↓↓↓

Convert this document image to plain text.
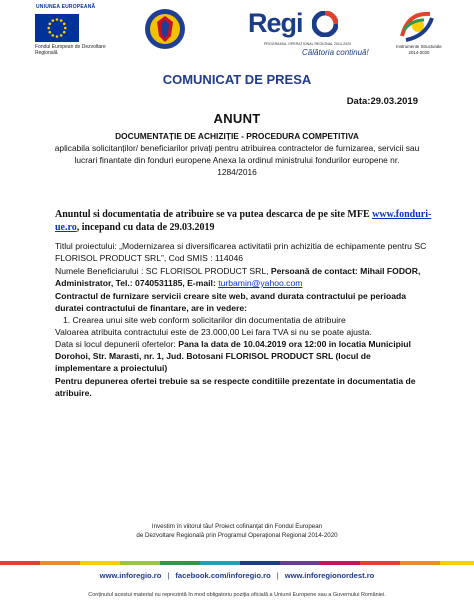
UNIUNEA EUROPEANĂ
Fondul European de Dezvoltare Regională
Regi
PROGRAMUL OPERAȚIONAL REGIONAL 2014-2020
Călătoria continuă!
Instrumente Structurale 2014-2020
COMUNICAT DE PRESA
Data:29.03.2019
ANUNT
DOCUMENTAȚIE DE ACHIZIȚIE - PROCEDURA COMPETITIVA
aplicabila solicitanților/ beneficiarilor privaţi pentru atribuirea contractelor de furnizarea, servicii sau lucrari finantate din fonduri europene Anexa la ordinul ministrului fondurilor europene nr. 1284/2016
Anuntul si documentatia de atribuire se va putea descarca de pe site MFE www.fonduri-ue.ro, incepand cu data de 29.03.2019
Titlul proiectului: „Modernizarea si diversificarea activitatii prin achizitia de echipamente pentru SC FLORISOL PRODUCT SRL”, Cod SMIS : 114046
Numele Beneficiarului : SC FLORISOL PRODUCT SRL, Persoană de contact: Mihail FODOR, Administrator, Tel.: 0740531185, E-mail: turbamin@yahoo.com
Contractul de furnizare servicii creare site web, avand durata contractului pe perioada duratei contractului de finantare, are in vedere:
1. Crearea unui site web conform solicitarilor din documentatia de atribuire
Valoarea atribuita contractului este de 23.000,00 Lei fara TVA si nu se poate ajusta.
Data si locul depunerii ofertelor: Pana la data de 10.04.2019 ora 12:00 in locatia Municipiul Dorohoi, Str. Marasti, nr. 1, Jud. Botosani FLORISOL PRODUCT SRL (locul de implementare a proiectului)
Pentru depunerea ofertei trebuie sa se respecte conditiile prezentate in documentatia de atribuire.
Investim în viitorul tău! Proiect cofinanţat din Fondul European
de Dezvoltare Regională prin Programul Operaţional Regional 2014-2020
www.inforegio.ro | facebook.com/inforegio.ro | www.inforegionordest.ro
Conținutul acestui material nu reprezintă în mod obligatoriu poziția oficială a Uniunii Europene sau a Guvernului României.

↑↑↑

(What is expected) Copy every line that contains the string "documentatia".

(Task output)
Anuntul si documentatia de atribuire se va putea descarca de pe site MFE www.fonduri-ue.ro, incepand cu data de 29.03.2019
1. Crearea unui site web conform solicitarilor din documentatia de atribuire
Pentru depunerea ofertei trebuie sa se respecte conditiile prezentate in documentatia de atribuire.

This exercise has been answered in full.